_Dataset extract:_
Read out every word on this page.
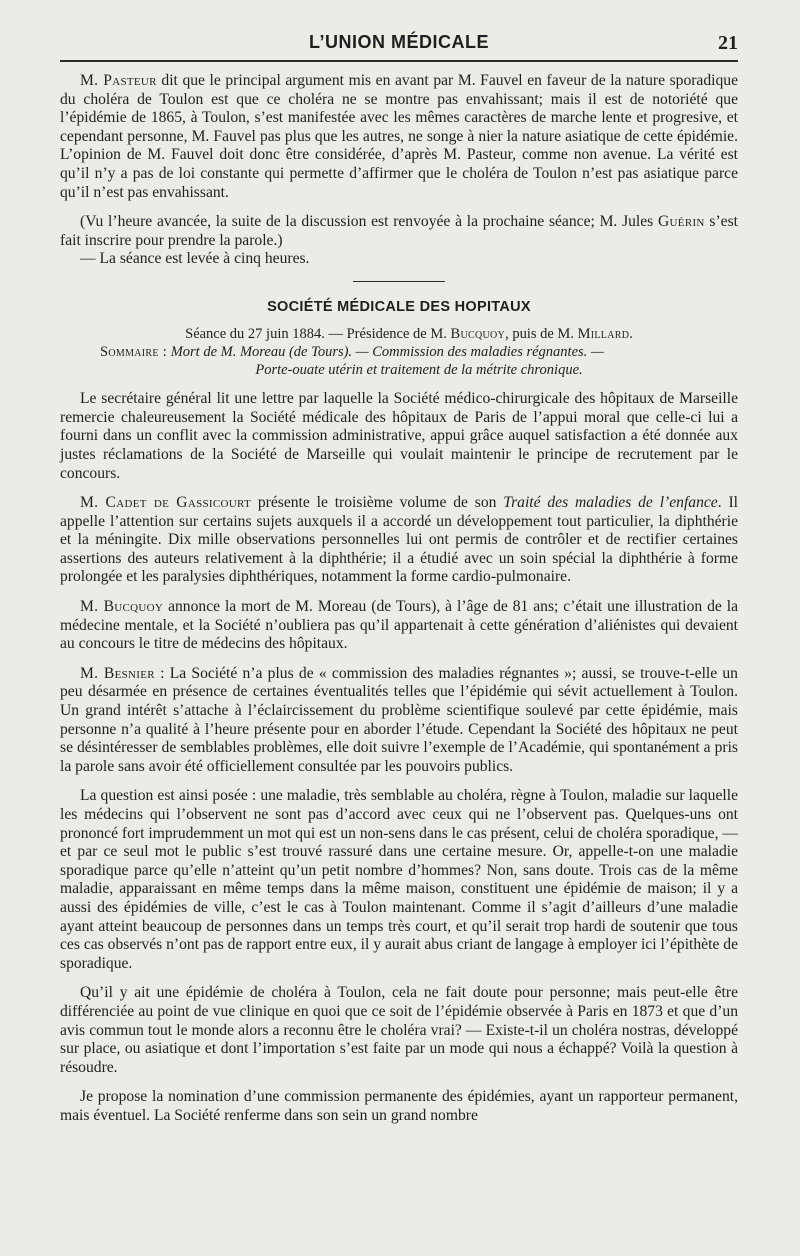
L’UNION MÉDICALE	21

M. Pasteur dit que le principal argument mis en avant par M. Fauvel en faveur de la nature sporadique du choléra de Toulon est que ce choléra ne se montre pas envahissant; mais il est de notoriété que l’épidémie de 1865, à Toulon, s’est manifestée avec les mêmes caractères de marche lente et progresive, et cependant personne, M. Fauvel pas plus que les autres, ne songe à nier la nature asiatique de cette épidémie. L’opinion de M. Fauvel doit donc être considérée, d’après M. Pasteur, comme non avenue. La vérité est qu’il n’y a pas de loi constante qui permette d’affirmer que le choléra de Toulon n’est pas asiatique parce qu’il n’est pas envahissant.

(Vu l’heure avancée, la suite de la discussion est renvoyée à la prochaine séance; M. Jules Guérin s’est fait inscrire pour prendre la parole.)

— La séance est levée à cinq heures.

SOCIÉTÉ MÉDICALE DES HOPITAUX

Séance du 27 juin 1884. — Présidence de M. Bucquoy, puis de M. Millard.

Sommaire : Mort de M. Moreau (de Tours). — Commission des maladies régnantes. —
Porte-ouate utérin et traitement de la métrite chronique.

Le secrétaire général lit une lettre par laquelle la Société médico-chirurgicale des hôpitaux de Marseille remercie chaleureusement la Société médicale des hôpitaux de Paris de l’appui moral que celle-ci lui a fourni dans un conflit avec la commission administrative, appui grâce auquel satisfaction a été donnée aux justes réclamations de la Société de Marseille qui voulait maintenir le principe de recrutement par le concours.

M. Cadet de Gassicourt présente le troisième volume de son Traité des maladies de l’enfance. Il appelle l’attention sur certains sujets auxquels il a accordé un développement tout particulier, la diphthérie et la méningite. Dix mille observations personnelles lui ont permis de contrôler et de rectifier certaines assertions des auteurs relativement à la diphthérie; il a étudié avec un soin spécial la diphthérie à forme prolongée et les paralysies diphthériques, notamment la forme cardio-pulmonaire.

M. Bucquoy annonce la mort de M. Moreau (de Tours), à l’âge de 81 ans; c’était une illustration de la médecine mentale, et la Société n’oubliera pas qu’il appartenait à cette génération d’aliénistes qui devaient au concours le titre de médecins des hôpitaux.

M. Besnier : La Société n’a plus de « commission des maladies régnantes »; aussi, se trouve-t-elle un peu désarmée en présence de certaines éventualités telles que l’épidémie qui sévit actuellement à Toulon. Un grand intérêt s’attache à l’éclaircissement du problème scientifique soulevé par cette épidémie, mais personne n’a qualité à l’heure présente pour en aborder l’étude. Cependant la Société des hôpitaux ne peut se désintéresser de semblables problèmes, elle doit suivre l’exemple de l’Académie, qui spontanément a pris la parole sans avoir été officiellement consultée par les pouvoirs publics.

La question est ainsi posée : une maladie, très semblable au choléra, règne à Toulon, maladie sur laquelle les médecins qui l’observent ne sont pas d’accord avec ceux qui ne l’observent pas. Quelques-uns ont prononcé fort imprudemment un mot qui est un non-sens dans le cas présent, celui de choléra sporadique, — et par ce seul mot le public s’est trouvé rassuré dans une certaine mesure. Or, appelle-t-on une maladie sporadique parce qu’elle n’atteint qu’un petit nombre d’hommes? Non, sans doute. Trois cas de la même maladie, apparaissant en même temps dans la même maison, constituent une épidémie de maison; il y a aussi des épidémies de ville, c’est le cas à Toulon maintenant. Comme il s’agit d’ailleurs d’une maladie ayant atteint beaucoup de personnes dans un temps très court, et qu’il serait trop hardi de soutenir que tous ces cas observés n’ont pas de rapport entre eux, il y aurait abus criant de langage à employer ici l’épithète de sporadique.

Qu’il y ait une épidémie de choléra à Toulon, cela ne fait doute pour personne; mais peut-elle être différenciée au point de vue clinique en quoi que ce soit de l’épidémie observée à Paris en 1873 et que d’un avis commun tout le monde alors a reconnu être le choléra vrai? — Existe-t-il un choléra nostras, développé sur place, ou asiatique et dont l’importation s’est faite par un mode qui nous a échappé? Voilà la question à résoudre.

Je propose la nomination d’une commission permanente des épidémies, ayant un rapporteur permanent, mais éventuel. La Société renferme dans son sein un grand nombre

--

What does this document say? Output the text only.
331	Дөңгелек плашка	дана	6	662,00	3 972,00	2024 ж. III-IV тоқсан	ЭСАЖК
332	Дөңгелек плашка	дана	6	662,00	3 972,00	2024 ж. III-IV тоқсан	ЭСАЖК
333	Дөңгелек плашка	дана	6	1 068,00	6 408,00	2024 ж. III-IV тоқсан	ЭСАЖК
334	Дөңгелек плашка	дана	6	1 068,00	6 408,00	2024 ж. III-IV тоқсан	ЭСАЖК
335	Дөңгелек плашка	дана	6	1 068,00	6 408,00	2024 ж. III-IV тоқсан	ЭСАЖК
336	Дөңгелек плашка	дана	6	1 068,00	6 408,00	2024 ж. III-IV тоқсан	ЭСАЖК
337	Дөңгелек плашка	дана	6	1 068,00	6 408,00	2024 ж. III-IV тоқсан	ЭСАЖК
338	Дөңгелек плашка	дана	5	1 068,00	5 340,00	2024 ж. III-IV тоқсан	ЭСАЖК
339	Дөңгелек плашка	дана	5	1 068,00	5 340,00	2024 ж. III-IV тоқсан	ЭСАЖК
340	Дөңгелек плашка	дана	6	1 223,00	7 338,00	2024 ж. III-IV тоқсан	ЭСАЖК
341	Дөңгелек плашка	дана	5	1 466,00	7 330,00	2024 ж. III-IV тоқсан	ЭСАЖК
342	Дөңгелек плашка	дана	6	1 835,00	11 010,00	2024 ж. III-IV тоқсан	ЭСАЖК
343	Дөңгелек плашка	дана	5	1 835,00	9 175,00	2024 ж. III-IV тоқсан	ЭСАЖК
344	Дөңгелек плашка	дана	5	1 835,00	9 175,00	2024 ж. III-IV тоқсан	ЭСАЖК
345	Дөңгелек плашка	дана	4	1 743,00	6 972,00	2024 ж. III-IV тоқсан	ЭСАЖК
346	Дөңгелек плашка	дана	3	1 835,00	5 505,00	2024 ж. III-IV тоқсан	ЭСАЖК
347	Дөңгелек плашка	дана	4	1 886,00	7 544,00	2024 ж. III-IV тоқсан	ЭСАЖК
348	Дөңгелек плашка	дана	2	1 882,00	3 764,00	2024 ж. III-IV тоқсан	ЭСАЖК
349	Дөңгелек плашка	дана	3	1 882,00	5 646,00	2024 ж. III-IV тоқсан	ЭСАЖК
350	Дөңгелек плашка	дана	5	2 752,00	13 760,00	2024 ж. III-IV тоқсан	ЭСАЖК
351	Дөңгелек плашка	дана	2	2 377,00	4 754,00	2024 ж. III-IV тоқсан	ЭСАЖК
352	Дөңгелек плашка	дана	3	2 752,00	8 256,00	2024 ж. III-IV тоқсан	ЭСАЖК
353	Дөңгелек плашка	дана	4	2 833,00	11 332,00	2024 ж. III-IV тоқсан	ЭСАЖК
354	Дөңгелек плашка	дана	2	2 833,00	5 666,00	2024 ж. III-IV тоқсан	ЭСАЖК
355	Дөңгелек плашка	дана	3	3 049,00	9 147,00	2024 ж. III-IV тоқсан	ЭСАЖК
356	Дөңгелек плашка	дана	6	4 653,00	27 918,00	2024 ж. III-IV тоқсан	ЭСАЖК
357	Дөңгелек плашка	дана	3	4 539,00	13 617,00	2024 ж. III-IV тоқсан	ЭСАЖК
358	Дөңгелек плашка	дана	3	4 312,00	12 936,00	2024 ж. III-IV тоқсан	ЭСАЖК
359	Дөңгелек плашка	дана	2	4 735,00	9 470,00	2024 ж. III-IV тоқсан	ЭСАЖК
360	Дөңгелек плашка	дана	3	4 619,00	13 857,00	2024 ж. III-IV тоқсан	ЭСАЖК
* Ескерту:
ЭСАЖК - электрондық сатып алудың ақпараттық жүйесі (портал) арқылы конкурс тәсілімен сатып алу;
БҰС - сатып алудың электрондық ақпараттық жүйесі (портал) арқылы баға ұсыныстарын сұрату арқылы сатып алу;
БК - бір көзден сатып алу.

_Instructions for the task:_ List all lines from the entries that include the word "электрондық".

_Finished task:_
ЭСАЖК - электрондық сатып алудың ақпараттық жүйесі (портал) арқылы конкурс тәсілімен сатып алу;
БҰС - сатып алудың электрондық ақпараттық жүйесі (портал) арқылы баға ұсыныстарын сұрату арқылы сатып алу;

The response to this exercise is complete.